TASK PROMPT
Produce the listing below again, exactly as shown.

ENTRIES SUPPLIED
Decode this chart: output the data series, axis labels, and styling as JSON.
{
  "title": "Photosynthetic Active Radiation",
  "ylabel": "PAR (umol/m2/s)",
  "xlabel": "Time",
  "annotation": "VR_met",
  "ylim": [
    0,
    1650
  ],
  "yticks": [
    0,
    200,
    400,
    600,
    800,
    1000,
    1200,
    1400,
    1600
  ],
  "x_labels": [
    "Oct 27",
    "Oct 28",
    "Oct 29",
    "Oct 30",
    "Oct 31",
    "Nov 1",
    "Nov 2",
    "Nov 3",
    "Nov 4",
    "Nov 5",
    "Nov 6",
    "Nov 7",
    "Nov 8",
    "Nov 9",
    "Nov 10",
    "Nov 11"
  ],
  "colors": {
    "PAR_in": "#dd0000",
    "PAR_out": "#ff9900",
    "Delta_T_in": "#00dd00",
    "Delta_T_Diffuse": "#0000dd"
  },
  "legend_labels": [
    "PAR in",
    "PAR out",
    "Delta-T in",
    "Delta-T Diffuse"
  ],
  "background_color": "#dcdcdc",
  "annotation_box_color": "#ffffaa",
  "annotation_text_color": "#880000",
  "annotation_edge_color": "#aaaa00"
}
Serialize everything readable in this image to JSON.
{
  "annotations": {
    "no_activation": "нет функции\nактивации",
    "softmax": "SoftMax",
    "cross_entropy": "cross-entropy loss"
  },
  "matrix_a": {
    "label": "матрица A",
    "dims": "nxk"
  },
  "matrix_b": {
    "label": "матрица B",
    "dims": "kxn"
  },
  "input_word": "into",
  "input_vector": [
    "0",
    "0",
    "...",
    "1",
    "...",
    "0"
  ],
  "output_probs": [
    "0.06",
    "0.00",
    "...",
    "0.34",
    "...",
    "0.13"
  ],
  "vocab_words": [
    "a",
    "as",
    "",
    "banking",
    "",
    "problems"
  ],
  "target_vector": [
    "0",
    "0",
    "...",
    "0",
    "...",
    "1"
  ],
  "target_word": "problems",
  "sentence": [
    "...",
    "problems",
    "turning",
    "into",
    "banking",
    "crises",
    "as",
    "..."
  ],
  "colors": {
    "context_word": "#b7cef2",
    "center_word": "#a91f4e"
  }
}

SOLUTION FOR THIS TASK
Decode this chart: output the data series, axis labels, and styling as JSON.
{
  "title": "Photosynthetic Active Radiation",
  "ylabel": "PAR (umol/m2/s)",
  "xlabel": "Time",
  "annotation": "VR_met",
  "ylim": [
    0,
    1650
  ],
  "yticks": [
    0,
    200,
    400,
    600,
    800,
    1000,
    1200,
    1400,
    1600
  ],
  "x_labels": [
    "Oct 27",
    "Oct 28",
    "Oct 29",
    "Oct 30",
    "Oct 31",
    "Nov 1",
    "Nov 2",
    "Nov 3",
    "Nov 4",
    "Nov 5",
    "Nov 6",
    "Nov 7",
    "Nov 8",
    "Nov 9",
    "Nov 10",
    "Nov 11"
  ],
  "colors": {
    "PAR_in": "#dd0000",
    "PAR_out": "#ff9900",
    "Delta_T_in": "#00dd00",
    "Delta_T_Diffuse": "#0000dd"
  },
  "legend_labels": [
    "PAR in",
    "PAR out",
    "Delta-T in",
    "Delta-T Diffuse"
  ],
  "background_color": "#dcdcdc",
  "annotation_box_color": "#ffffaa",
  "annotation_text_color": "#880000",
  "annotation_edge_color": "#aaaa00"
}
Serialize everything readable in this image to JSON.
{
  "annotations": {
    "no_activation": "нет функции\nактивации",
    "softmax": "SoftMax",
    "cross_entropy": "cross-entropy loss"
  },
  "matrix_a": {
    "label": "матрица A",
    "dims": "nxk"
  },
  "matrix_b": {
    "label": "матрица B",
    "dims": "kxn"
  },
  "input_word": "into",
  "input_vector": [
    "0",
    "0",
    "...",
    "1",
    "...",
    "0"
  ],
  "output_probs": [
    "0.06",
    "0.00",
    "...",
    "0.34",
    "...",
    "0.13"
  ],
  "vocab_words": [
    "a",
    "as",
    "",
    "banking",
    "",
    "problems"
  ],
  "target_vector": [
    "0",
    "0",
    "...",
    "0",
    "...",
    "1"
  ],
  "target_word": "problems",
  "sentence": [
    "...",
    "problems",
    "turning",
    "into",
    "banking",
    "crises",
    "as",
    "..."
  ],
  "colors": {
    "context_word": "#b7cef2",
    "center_word": "#a91f4e"
  }
}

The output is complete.